**Aim of the task:** From the entries below, copy every line holding the word "Pressure".

— START —

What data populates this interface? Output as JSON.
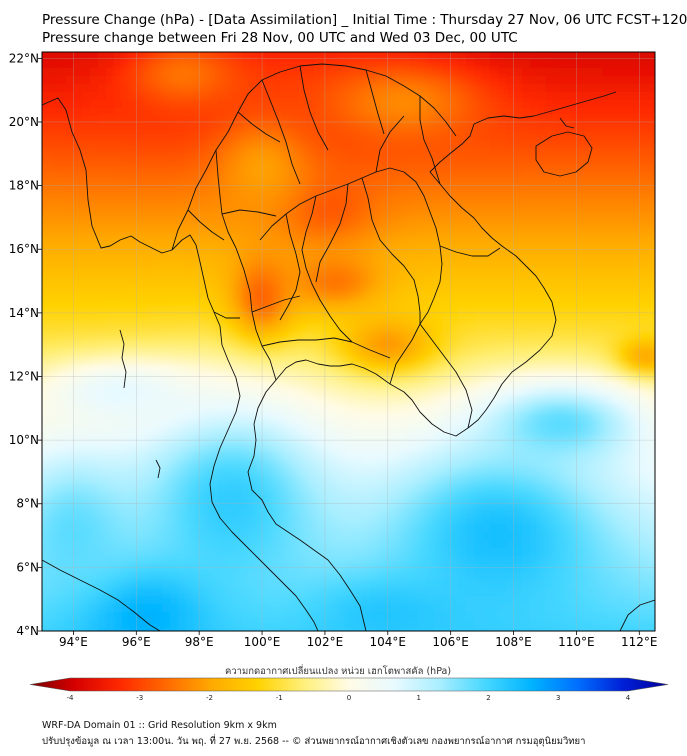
{
  "header": {
    "title_line1": "Pressure Change (hPa) - [Data Assimilation] _ Initial Time : Thursday 27 Nov, 06 UTC FCST+120",
    "title_line2": "Pressure change between Fri 28 Nov, 00 UTC and Wed 03 Dec, 00 UTC"
  },
  "map": {
    "lon_range": [
      93,
      112.5
    ],
    "lat_range": [
      4,
      22.2
    ],
    "lon_ticks": [
      {
        "value": 94,
        "label": "94°E"
      },
      {
        "value": 96,
        "label": "96°E"
      },
      {
        "value": 98,
        "label": "98°E"
      },
      {
        "value": 100,
        "label": "100°E"
      },
      {
        "value": 102,
        "label": "102°E"
      },
      {
        "value": 104,
        "label": "104°E"
      },
      {
        "value": 106,
        "label": "106°E"
      },
      {
        "value": 108,
        "label": "108°E"
      },
      {
        "value": 110,
        "label": "110°E"
      },
      {
        "value": 112,
        "label": "112°E"
      }
    ],
    "lat_ticks": [
      {
        "value": 4,
        "label": "4°N"
      },
      {
        "value": 6,
        "label": "6°N"
      },
      {
        "value": 8,
        "label": "8°N"
      },
      {
        "value": 10,
        "label": "10°N"
      },
      {
        "value": 12,
        "label": "12°N"
      },
      {
        "value": 14,
        "label": "14°N"
      },
      {
        "value": 16,
        "label": "16°N"
      },
      {
        "value": 18,
        "label": "18°N"
      },
      {
        "value": 20,
        "label": "20°N"
      },
      {
        "value": 22,
        "label": "22°N"
      }
    ],
    "field_blobs": [
      {
        "lon": 101.0,
        "lat": 21.0,
        "rlon": 5.0,
        "rlat": 1.8,
        "value": -2.8
      },
      {
        "lon": 97.5,
        "lat": 21.5,
        "rlon": 1.8,
        "rlat": 1.0,
        "value": -2.2
      },
      {
        "lon": 104.5,
        "lat": 20.6,
        "rlon": 2.5,
        "rlat": 1.2,
        "value": -2.0
      },
      {
        "lon": 102.0,
        "lat": 17.4,
        "rlon": 1.6,
        "rlat": 1.2,
        "value": -2.5
      },
      {
        "lon": 100.0,
        "lat": 14.5,
        "rlon": 1.0,
        "rlat": 1.3,
        "value": -2.4
      },
      {
        "lon": 102.3,
        "lat": 15.0,
        "rlon": 1.5,
        "rlat": 0.9,
        "value": -2.2
      },
      {
        "lon": 104.0,
        "lat": 13.0,
        "rlon": 1.5,
        "rlat": 0.9,
        "value": -1.9
      },
      {
        "lon": 112.2,
        "lat": 12.6,
        "rlon": 0.9,
        "rlat": 0.6,
        "value": -1.8
      },
      {
        "lon": 100.0,
        "lat": 18.5,
        "rlon": 1.5,
        "rlat": 1.5,
        "value": -1.8
      },
      {
        "lon": 99.0,
        "lat": 8.0,
        "rlon": 3.0,
        "rlat": 3.0,
        "value": 1.9
      },
      {
        "lon": 107.5,
        "lat": 7.0,
        "rlon": 3.5,
        "rlat": 2.8,
        "value": 2.1
      },
      {
        "lon": 96.0,
        "lat": 4.5,
        "rlon": 2.2,
        "rlat": 1.5,
        "value": 2.4
      },
      {
        "lon": 94.0,
        "lat": 7.0,
        "rlon": 2.0,
        "rlat": 2.5,
        "value": 1.6
      },
      {
        "lon": 109.5,
        "lat": 10.5,
        "rlon": 2.5,
        "rlat": 1.3,
        "value": 1.6
      },
      {
        "lon": 104.0,
        "lat": 4.5,
        "rlon": 2.5,
        "rlat": 1.2,
        "value": 2.0
      },
      {
        "lon": 95.5,
        "lat": 11.5,
        "rlon": 2.5,
        "rlat": 1.0,
        "value": 0.6
      }
    ],
    "field_background": -0.8,
    "field_south_gradient": 0.28
  },
  "colorbar": {
    "label": "ความกดอากาศเปลี่ยนแปลง หน่วย เฮกโตพาสคัล (hPa)",
    "min": -4,
    "max": 4,
    "ticks": [
      "-4",
      "-3",
      "-2",
      "-1",
      "0",
      "1",
      "2",
      "3",
      "4"
    ],
    "stops": [
      "#7a0000",
      "#d60000",
      "#ff2a00",
      "#ff6a00",
      "#ffaa00",
      "#ffd200",
      "#fff07a",
      "#fffbe6",
      "#e8faff",
      "#a8eeff",
      "#46d7ff",
      "#00b4ff",
      "#0070ff",
      "#0020d8",
      "#00009a"
    ]
  },
  "footer": {
    "line1": "WRF-DA Domain 01 :: Grid Resolution 9km x 9km",
    "line2": "ปรับปรุงข้อมูล ณ เวลา 13:00น. วัน พฤ. ที่ 27 พ.ย. 2568 -- © ส่วนพยากรณ์อากาศเชิงตัวเลข กองพยากรณ์อากาศ กรมอุตุนิยมวิทยา"
  },
  "colors": {
    "coastline": "#111111",
    "gridline": "#b0b0b0"
  }
}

— END —

**Answer to the task:**
    "title_line1": "Pressure Change (hPa) - [Data Assimilation] _ Initial Time : Thursday 27 Nov, 06 UTC FCST+120",
    "title_line2": "Pressure change between Fri 28 Nov, 00 UTC and Wed 03 Dec, 00 UTC"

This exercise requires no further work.